## TASK TO CARRY OUT
Wherever the word "this" appears in the entries, copy the whole line.

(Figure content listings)
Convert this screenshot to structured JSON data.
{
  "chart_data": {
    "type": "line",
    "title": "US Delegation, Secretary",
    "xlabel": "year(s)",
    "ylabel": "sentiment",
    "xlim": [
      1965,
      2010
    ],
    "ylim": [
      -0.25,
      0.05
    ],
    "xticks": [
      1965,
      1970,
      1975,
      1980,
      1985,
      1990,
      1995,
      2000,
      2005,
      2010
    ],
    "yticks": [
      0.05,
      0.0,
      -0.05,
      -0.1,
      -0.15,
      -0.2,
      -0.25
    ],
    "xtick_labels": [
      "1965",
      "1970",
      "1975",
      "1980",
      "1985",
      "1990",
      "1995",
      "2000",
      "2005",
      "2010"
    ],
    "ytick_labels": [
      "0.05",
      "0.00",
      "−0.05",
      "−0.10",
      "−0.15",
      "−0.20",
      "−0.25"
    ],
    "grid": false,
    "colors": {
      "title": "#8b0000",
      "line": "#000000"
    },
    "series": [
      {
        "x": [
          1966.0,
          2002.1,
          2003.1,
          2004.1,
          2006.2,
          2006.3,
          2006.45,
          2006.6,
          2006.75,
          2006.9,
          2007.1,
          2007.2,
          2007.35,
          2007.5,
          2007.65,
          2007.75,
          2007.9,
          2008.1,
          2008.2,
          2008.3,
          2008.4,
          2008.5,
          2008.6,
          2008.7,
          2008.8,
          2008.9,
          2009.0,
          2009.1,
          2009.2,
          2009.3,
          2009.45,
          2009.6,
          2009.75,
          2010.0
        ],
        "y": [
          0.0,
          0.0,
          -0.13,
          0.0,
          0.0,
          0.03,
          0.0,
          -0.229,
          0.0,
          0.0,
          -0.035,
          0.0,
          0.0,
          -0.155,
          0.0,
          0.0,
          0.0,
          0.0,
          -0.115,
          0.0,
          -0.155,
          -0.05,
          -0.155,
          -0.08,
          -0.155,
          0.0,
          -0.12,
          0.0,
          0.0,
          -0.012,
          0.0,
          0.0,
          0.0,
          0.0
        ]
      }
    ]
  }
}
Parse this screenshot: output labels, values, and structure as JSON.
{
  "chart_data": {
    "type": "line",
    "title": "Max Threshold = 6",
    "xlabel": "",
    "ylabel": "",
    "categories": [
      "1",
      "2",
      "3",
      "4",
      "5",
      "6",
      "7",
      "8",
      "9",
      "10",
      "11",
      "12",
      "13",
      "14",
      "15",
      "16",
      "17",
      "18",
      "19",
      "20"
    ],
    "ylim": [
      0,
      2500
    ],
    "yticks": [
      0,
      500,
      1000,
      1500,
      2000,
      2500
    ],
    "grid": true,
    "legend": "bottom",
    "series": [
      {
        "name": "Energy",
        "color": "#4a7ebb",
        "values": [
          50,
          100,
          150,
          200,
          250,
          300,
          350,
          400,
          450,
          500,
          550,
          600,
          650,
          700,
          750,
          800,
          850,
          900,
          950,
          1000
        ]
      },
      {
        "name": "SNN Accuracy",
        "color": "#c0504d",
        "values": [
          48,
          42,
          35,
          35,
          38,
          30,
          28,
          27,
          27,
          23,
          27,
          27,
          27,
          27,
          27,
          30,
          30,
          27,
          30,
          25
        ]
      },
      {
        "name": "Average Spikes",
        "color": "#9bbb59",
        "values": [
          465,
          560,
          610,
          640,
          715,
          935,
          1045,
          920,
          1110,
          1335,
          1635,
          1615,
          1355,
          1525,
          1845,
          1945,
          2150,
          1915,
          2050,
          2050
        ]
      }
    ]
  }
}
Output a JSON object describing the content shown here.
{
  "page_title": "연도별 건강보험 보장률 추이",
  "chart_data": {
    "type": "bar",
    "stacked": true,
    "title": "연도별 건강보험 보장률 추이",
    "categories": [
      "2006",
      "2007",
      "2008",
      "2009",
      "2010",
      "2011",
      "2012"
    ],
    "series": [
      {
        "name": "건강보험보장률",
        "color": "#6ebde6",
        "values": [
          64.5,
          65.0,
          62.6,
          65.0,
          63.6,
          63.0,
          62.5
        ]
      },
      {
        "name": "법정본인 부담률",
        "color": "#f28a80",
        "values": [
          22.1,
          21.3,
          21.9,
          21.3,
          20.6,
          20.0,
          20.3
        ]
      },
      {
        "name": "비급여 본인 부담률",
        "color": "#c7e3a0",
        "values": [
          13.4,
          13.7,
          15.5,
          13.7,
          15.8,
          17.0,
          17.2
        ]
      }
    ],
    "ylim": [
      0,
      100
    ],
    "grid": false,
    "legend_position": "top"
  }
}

## RESPONSE
Convert this screenshot to structured JSON data.
Parse this screenshot: output labels, values, and structure as JSON.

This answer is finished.